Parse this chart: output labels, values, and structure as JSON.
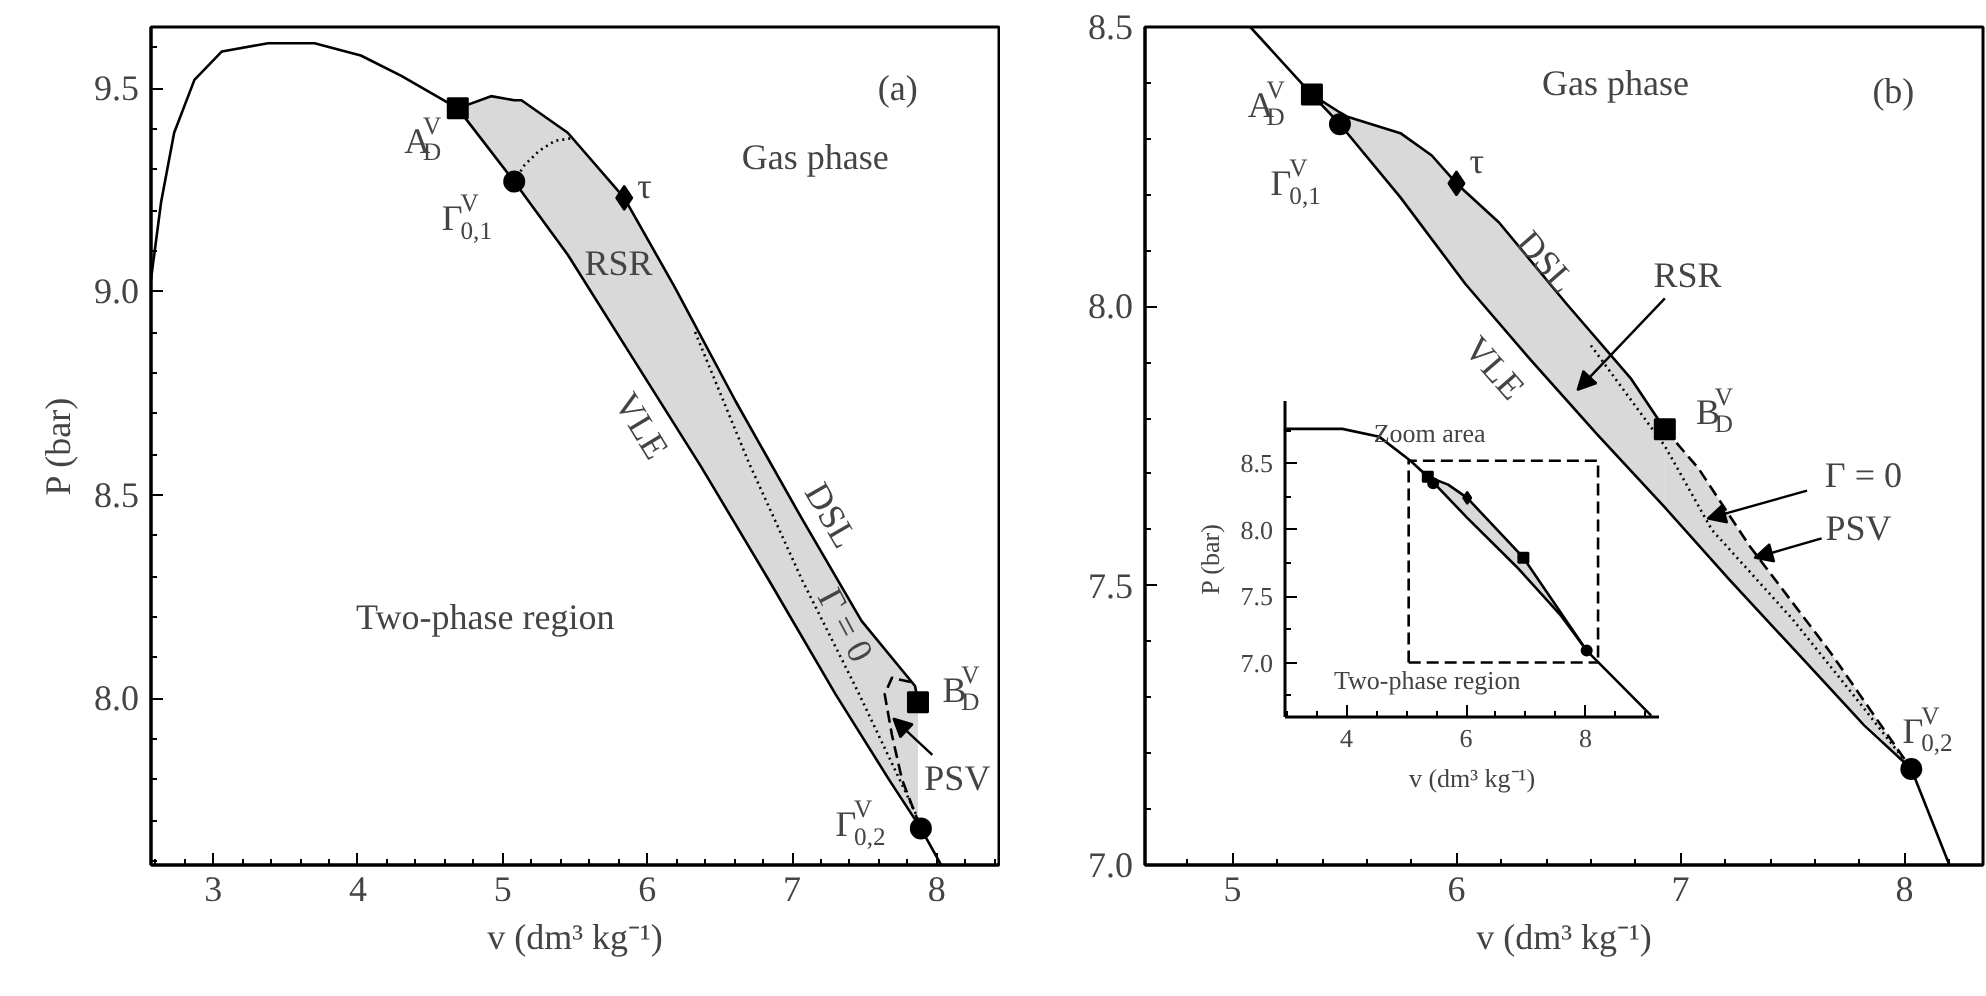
{
  "chart_data": [
    {
      "type": "line",
      "xlabel": "v (dm³ kg⁻¹)",
      "ylabel": "P (bar)",
      "xlim": [
        2.57,
        8.43
      ],
      "ylim": [
        7.59,
        9.65
      ],
      "xticks": [
        {
          "value": 2.6,
          "label": null
        },
        {
          "value": 2.8,
          "label": null
        },
        3,
        {
          "value": 3.2,
          "label": null
        },
        {
          "value": 3.4,
          "label": null
        },
        {
          "value": 3.6,
          "label": null
        },
        {
          "value": 3.8,
          "label": null
        },
        4,
        {
          "value": 4.2,
          "label": null
        },
        {
          "value": 4.4,
          "label": null
        },
        {
          "value": 4.6,
          "label": null
        },
        {
          "value": 4.8,
          "label": null
        },
        5,
        {
          "value": 5.2,
          "label": null
        },
        {
          "value": 5.4,
          "label": null
        },
        {
          "value": 5.6,
          "label": null
        },
        {
          "value": 5.8,
          "label": null
        },
        6,
        {
          "value": 6.2,
          "label": null
        },
        {
          "value": 6.4,
          "label": null
        },
        {
          "value": 6.6,
          "label": null
        },
        {
          "value": 6.8,
          "label": null
        },
        7,
        {
          "value": 7.2,
          "label": null
        },
        {
          "value": 7.4,
          "label": null
        },
        {
          "value": 7.6,
          "label": null
        },
        {
          "value": 7.8,
          "label": null
        },
        8,
        {
          "value": 8.2,
          "label": null
        },
        {
          "value": 8.4,
          "label": null
        }
      ],
      "yticks": [
        {
          "value": 7.6,
          "label": null
        },
        {
          "value": 7.7,
          "label": null
        },
        {
          "value": 7.8,
          "label": null
        },
        {
          "value": 7.9,
          "label": null
        },
        {
          "value": 8.0,
          "label": "8.0"
        },
        {
          "value": 8.1,
          "label": null
        },
        {
          "value": 8.2,
          "label": null
        },
        {
          "value": 8.3,
          "label": null
        },
        {
          "value": 8.4,
          "label": null
        },
        8.5,
        {
          "value": 8.6,
          "label": null
        },
        {
          "value": 8.7,
          "label": null
        },
        {
          "value": 8.8,
          "label": null
        },
        {
          "value": 8.9,
          "label": null
        },
        {
          "value": 9.0,
          "label": "9.0"
        },
        {
          "value": 9.1,
          "label": null
        },
        {
          "value": 9.2,
          "label": null
        },
        {
          "value": 9.3,
          "label": null
        },
        {
          "value": 9.4,
          "label": null
        },
        9.5,
        {
          "value": 9.6,
          "label": null
        }
      ],
      "series": [
        {
          "color": "#000000",
          "x": [
            2.57,
            2.64,
            2.73,
            2.87,
            3.06,
            3.38,
            3.7,
            4.02,
            4.3,
            4.69,
            5.08,
            5.45,
            5.91,
            6.37,
            6.84,
            7.3,
            7.67,
            7.89,
            8.03
          ],
          "values": [
            9.03,
            9.22,
            9.39,
            9.52,
            9.59,
            9.61,
            9.61,
            9.58,
            9.53,
            9.45,
            9.27,
            9.09,
            8.83,
            8.57,
            8.29,
            8.01,
            7.8,
            7.68,
            7.59
          ]
        },
        {
          "color": "#000000",
          "x": [
            4.69,
            4.92,
            5.08,
            5.13,
            5.45,
            5.84,
            6.19,
            6.61,
            7.07,
            7.48,
            7.85,
            7.87
          ],
          "values": [
            9.45,
            9.48,
            9.47,
            9.47,
            9.39,
            9.23,
            9.01,
            8.73,
            8.44,
            8.19,
            8.03,
            7.99
          ],
          "upper": [
            9.45,
            9.48,
            9.47,
            9.47,
            9.39,
            9.23,
            9.01,
            8.73,
            8.44,
            8.19,
            8.03,
            7.99
          ],
          "lower": [
            9.45,
            9.34,
            9.27,
            9.245,
            9.09,
            8.87,
            8.67,
            8.43,
            8.15,
            7.91,
            7.7,
            7.69
          ]
        },
        {
          "color": "#000000",
          "line_style": "dotted",
          "x": [
            6.33,
            6.7,
            7.07,
            7.45,
            7.85,
            7.89
          ],
          "values": [
            8.9,
            8.58,
            8.29,
            8.02,
            7.72,
            7.68
          ]
        },
        {
          "color": "#000000",
          "line_style": "dotted",
          "x": [
            5.08,
            5.15,
            5.25,
            5.36,
            5.48
          ],
          "values": [
            9.27,
            9.31,
            9.345,
            9.37,
            9.377
          ]
        },
        {
          "color": "#000000",
          "line_style": "dashed",
          "x": [
            7.82,
            7.69,
            7.64,
            7.69,
            7.76,
            7.89
          ],
          "values": [
            8.04,
            8.05,
            8.01,
            7.91,
            7.8,
            7.68
          ]
        },
        {
          "type": "scatter",
          "color": "#000000",
          "marker": "square",
          "x": [
            4.69,
            7.87
          ],
          "values": [
            9.45,
            7.99
          ]
        },
        {
          "type": "scatter",
          "color": "#000000",
          "marker": "circle",
          "x": [
            5.08,
            7.89
          ],
          "values": [
            9.27,
            7.68
          ]
        },
        {
          "type": "scatter",
          "color": "#000000",
          "marker": "diamond",
          "x": [
            5.84
          ],
          "values": [
            9.23
          ]
        }
      ],
      "annotations": [
        "(a)",
        "Gas phase",
        "RSR",
        "VLE",
        "DSL",
        "Γ = 0",
        "Two-phase region",
        {
          "text": "PSV",
          "x": 7.7,
          "y": 7.95
        },
        "A$_{D}$$^{V}$",
        "Γ$_{0,1}$$^{V}$",
        "τ",
        "B$_{D}$$^{V}$",
        "Γ$_{0,2}$$^{V}$"
      ]
    },
    {
      "type": "line",
      "xlabel": "v (dm³ kg⁻¹)",
      "xlim": [
        4.61,
        8.35
      ],
      "ylim": [
        7.0,
        8.5
      ],
      "xticks": [
        {
          "value": 4.8,
          "label": null
        },
        5,
        {
          "value": 5.2,
          "label": null
        },
        {
          "value": 5.4,
          "label": null
        },
        {
          "value": 5.6,
          "label": null
        },
        {
          "value": 5.8,
          "label": null
        },
        6,
        {
          "value": 6.2,
          "label": null
        },
        {
          "value": 6.4,
          "label": null
        },
        {
          "value": 6.6,
          "label": null
        },
        {
          "value": 6.8,
          "label": null
        },
        7,
        {
          "value": 7.2,
          "label": null
        },
        {
          "value": 7.4,
          "label": null
        },
        {
          "value": 7.6,
          "label": null
        },
        {
          "value": 7.8,
          "label": null
        },
        8,
        {
          "value": 8.2,
          "label": null
        }
      ],
      "yticks": [
        {
          "value": 7.0,
          "label": "7.0"
        },
        {
          "value": 7.1,
          "label": null
        },
        {
          "value": 7.2,
          "label": null
        },
        {
          "value": 7.3,
          "label": null
        },
        {
          "value": 7.4,
          "label": null
        },
        7.5,
        {
          "value": 7.6,
          "label": null
        },
        {
          "value": 7.7,
          "label": null
        },
        {
          "value": 7.8,
          "label": null
        },
        {
          "value": 7.9,
          "label": null
        },
        {
          "value": 8.0,
          "label": "8.0"
        },
        {
          "value": 8.1,
          "label": null
        },
        {
          "value": 8.2,
          "label": null
        },
        {
          "value": 8.3,
          "label": null
        },
        {
          "value": 8.4,
          "label": null
        },
        8.5
      ],
      "series": [
        {
          "color": "#000000",
          "x": [
            5.08,
            5.355,
            5.48,
            5.75,
            6.04,
            6.34,
            6.63,
            6.93,
            7.22,
            7.52,
            7.82,
            8.03,
            8.2
          ],
          "values": [
            8.5,
            8.379,
            8.326,
            8.195,
            8.04,
            7.9,
            7.77,
            7.64,
            7.51,
            7.38,
            7.25,
            7.172,
            7.0
          ]
        },
        {
          "color": "#000000",
          "x": [
            5.355,
            5.48,
            5.51,
            5.75,
            5.89,
            6.0,
            6.19,
            6.49,
            6.78,
            6.93
          ],
          "values": [
            8.379,
            8.347,
            8.34,
            8.31,
            8.27,
            8.22,
            8.15,
            8.005,
            7.87,
            7.78
          ],
          "upper": [
            8.379,
            8.347,
            8.34,
            8.31,
            8.27,
            8.22,
            8.15,
            8.005,
            7.87,
            7.78
          ],
          "lower": [
            8.379,
            8.326,
            8.31,
            8.195,
            8.12,
            8.06,
            7.97,
            7.83,
            7.705,
            7.64
          ]
        },
        {
          "color": "#000000",
          "line_style": "dashed",
          "x": [
            6.93,
            7.08,
            7.31,
            7.67,
            8.03
          ],
          "values": [
            7.78,
            7.71,
            7.57,
            7.38,
            7.172
          ],
          "upper": [
            7.78,
            7.71,
            7.57,
            7.38,
            7.172
          ],
          "lower": [
            7.64,
            7.573,
            7.47,
            7.315,
            7.172
          ]
        },
        {
          "color": "#000000",
          "line_style": "dotted",
          "x": [
            6.6,
            6.93,
            7.14,
            7.5,
            7.8,
            8.03
          ],
          "values": [
            7.93,
            7.75,
            7.6,
            7.44,
            7.29,
            7.172
          ]
        },
        {
          "type": "scatter",
          "color": "#000000",
          "marker": "square",
          "x": [
            5.355,
            6.93
          ],
          "values": [
            8.379,
            7.78
          ]
        },
        {
          "type": "scatter",
          "color": "#000000",
          "marker": "circle",
          "x": [
            5.48,
            8.03
          ],
          "values": [
            8.326,
            7.172
          ]
        },
        {
          "type": "scatter",
          "color": "#000000",
          "marker": "diamond",
          "x": [
            6.0
          ],
          "values": [
            8.22
          ]
        }
      ],
      "annotations": [
        "(b)",
        "Gas phase",
        "A$_{D}$$^{V}$",
        "Γ$_{0,1}$$^{V}$",
        "τ",
        "DSL",
        "VLE",
        "RSR",
        "B$_{D}$$^{V}$",
        {
          "text": "Γ = 0",
          "x": 7.12,
          "y": 7.62
        },
        {
          "text": "PSV",
          "x": 7.33,
          "y": 7.55
        },
        "Γ$_{0,2}$$^{V}$"
      ]
    },
    {
      "type": "line",
      "xlabel": "v (dm³ kg⁻¹)",
      "ylabel": "P (bar)",
      "xlim": [
        2.97,
        9.23
      ],
      "ylim": [
        6.59,
        8.97
      ],
      "xticks": [
        {
          "value": 3.0,
          "label": null
        },
        {
          "value": 3.5,
          "label": null
        },
        4,
        {
          "value": 4.5,
          "label": null
        },
        {
          "value": 5.0,
          "label": null
        },
        {
          "value": 5.5,
          "label": null
        },
        6,
        {
          "value": 6.5,
          "label": null
        },
        {
          "value": 7.0,
          "label": null
        },
        {
          "value": 7.5,
          "label": null
        },
        8,
        {
          "value": 8.5,
          "label": null
        },
        {
          "value": 9.0,
          "label": null
        }
      ],
      "yticks": [
        {
          "value": 6.75,
          "label": null
        },
        {
          "value": 7.0,
          "label": "7.0"
        },
        {
          "value": 7.25,
          "label": null
        },
        7.5,
        {
          "value": 7.75,
          "label": null
        },
        {
          "value": 8.0,
          "label": "8.0"
        },
        {
          "value": 8.25,
          "label": null
        },
        8.5,
        {
          "value": 8.75,
          "label": null
        }
      ],
      "series": [
        {
          "color": "#000000",
          "x": [
            2.99,
            3.93,
            4.55,
            5.07,
            5.36,
            6.02,
            6.85,
            7.58,
            8.02,
            9.1
          ],
          "values": [
            8.76,
            8.76,
            8.7,
            8.52,
            8.4,
            8.09,
            7.72,
            7.36,
            7.09,
            6.6
          ]
        },
        {
          "color": "#000000",
          "x": [
            5.36,
            5.7,
            6.02,
            6.96,
            8.02
          ],
          "values": [
            8.4,
            8.34,
            8.24,
            7.79,
            7.09
          ],
          "upper": [
            8.4,
            8.34,
            8.24,
            7.79,
            7.09
          ],
          "lower": [
            8.4,
            8.24,
            8.09,
            7.67,
            7.09
          ]
        },
        {
          "color": "#000000",
          "line_style": "dashed",
          "x": [
            5.04,
            5.04,
            8.21,
            8.21
          ],
          "values": [
            7.0,
            8.52,
            8.52,
            7.0
          ]
        },
        {
          "color": "#000000",
          "line_style": "dashed",
          "x": [
            5.04,
            8.21
          ],
          "values": [
            7.0,
            7.0
          ]
        },
        {
          "type": "scatter",
          "color": "#000000",
          "marker": "square",
          "x": [
            5.36,
            6.96
          ],
          "values": [
            8.4,
            7.79
          ]
        },
        {
          "type": "scatter",
          "color": "#000000",
          "marker": "circle",
          "x": [
            5.45,
            8.02
          ],
          "values": [
            8.35,
            7.09
          ]
        },
        {
          "type": "scatter",
          "color": "#000000",
          "marker": "diamond",
          "x": [
            6.02
          ],
          "values": [
            8.24
          ]
        }
      ],
      "annotations": [
        "Zoom area",
        "Two-phase region"
      ]
    }
  ]
}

**REQUIRED WORK**
Look through the entries above; copy every line holding the string "phase".

**RESULT**
        "Gas phase",
        "Two-phase region",
        "Gas phase",
        "Two-phase region"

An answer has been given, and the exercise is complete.